**TASK STATEMENT**
Select from the data all lines with the word "both".

* START EXTRACTED ENTRIES *

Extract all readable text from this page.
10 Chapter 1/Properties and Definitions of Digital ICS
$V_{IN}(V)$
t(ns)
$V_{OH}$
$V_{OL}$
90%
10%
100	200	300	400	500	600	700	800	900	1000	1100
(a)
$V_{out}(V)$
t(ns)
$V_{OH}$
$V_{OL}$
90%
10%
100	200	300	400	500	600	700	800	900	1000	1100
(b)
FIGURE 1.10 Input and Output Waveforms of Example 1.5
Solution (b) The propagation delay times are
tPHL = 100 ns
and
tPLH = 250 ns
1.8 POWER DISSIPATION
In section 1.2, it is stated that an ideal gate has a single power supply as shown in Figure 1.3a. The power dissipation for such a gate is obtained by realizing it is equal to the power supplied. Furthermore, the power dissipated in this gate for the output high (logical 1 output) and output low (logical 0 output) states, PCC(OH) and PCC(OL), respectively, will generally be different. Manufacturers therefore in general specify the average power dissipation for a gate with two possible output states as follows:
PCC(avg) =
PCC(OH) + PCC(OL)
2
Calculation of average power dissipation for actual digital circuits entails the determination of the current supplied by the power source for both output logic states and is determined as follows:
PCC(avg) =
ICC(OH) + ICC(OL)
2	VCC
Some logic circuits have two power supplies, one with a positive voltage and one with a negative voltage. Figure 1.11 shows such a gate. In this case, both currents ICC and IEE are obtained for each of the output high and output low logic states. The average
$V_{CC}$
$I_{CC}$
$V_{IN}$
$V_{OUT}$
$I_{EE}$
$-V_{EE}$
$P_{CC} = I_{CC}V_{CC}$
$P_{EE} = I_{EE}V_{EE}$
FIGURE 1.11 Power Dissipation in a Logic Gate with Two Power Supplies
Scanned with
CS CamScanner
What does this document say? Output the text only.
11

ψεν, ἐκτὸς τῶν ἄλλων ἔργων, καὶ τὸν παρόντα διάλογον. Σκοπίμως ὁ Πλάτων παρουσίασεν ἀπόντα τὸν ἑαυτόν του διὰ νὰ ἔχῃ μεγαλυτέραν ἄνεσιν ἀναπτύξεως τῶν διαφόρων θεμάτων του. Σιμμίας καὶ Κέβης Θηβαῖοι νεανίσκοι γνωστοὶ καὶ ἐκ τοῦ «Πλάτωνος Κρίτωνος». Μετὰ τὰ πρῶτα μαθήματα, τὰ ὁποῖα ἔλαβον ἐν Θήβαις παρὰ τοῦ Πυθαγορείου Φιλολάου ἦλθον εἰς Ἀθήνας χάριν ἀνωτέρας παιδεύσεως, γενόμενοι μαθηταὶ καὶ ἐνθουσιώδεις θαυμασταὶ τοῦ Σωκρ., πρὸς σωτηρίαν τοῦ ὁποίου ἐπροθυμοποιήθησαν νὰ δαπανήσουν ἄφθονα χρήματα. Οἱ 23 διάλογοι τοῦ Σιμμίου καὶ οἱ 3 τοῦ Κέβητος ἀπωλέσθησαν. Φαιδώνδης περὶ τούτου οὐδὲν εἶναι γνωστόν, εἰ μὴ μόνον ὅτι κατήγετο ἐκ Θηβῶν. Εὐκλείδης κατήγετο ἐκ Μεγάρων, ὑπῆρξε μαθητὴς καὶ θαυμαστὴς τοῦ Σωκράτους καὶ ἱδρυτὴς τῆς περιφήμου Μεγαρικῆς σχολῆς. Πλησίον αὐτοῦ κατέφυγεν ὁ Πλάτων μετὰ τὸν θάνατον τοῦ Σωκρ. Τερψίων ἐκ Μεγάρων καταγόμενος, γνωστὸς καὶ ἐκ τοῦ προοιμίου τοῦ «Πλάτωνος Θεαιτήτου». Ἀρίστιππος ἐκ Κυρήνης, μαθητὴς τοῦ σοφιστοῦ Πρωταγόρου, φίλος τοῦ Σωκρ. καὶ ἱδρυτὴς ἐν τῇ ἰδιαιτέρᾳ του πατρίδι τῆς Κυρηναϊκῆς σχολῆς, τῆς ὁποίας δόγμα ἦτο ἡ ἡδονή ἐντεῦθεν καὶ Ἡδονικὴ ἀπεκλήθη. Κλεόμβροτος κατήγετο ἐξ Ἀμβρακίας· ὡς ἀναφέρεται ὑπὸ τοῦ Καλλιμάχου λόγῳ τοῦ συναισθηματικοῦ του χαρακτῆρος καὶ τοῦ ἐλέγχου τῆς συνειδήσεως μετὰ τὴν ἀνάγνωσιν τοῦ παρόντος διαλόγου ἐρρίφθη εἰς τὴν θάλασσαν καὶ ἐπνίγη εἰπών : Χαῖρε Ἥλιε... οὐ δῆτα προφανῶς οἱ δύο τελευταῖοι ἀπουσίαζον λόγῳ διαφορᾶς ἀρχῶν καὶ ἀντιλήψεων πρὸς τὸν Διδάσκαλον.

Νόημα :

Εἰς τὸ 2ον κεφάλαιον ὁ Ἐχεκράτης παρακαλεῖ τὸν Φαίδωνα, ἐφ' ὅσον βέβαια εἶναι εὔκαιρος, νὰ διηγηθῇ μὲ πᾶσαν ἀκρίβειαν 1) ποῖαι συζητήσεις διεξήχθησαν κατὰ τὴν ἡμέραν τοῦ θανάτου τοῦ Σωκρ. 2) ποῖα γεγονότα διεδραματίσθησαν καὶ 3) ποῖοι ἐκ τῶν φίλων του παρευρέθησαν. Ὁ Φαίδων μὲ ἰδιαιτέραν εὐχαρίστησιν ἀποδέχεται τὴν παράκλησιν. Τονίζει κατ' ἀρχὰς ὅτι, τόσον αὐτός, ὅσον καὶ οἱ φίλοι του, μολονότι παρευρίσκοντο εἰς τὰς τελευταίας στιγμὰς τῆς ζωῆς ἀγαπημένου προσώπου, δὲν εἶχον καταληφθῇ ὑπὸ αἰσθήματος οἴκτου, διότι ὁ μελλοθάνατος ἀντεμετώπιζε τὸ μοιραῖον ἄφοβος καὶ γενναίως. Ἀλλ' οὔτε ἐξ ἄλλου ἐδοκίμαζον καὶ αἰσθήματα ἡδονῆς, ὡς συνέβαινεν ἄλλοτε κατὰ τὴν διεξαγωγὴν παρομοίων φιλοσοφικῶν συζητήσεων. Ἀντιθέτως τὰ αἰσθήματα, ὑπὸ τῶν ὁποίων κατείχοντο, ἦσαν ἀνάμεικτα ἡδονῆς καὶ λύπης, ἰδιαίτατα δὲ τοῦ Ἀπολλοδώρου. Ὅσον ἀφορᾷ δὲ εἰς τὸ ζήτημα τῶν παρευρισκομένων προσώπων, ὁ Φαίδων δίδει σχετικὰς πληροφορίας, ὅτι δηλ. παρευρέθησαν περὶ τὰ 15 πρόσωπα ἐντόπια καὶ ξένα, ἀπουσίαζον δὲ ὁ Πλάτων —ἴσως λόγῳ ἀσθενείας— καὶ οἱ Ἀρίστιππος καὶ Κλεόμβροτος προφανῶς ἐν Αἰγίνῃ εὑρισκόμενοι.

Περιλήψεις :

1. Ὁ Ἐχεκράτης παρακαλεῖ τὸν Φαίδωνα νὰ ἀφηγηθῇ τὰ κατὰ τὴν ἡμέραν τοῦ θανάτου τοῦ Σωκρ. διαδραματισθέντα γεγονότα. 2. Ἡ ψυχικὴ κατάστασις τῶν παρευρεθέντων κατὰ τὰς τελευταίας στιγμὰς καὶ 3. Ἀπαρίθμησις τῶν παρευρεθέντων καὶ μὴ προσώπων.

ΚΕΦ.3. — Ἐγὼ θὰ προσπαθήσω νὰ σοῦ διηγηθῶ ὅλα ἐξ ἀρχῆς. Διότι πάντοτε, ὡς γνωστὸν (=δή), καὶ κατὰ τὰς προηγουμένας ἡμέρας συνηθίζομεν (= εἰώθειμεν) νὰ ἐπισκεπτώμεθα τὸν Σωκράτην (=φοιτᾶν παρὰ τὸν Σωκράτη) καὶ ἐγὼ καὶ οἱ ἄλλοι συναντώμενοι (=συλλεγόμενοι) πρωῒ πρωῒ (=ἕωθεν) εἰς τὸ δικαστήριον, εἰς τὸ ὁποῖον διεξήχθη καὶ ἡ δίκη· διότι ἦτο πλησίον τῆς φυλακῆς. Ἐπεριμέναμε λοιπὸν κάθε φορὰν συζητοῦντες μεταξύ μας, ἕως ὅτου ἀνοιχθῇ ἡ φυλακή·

* END EXTRACTED ENTRIES *

**RESPONSE**
Calculation of average power dissipation for actual digital circuits entails the determination of the current supplied by the power source for both output logic states and is determined as follows:
Some logic circuits have two power supplies, one with a positive voltage and one with a negative voltage. Figure 1.11 shows such a gate. In this case, both currents ICC and IEE are obtained for each of the output high and output low logic states. The average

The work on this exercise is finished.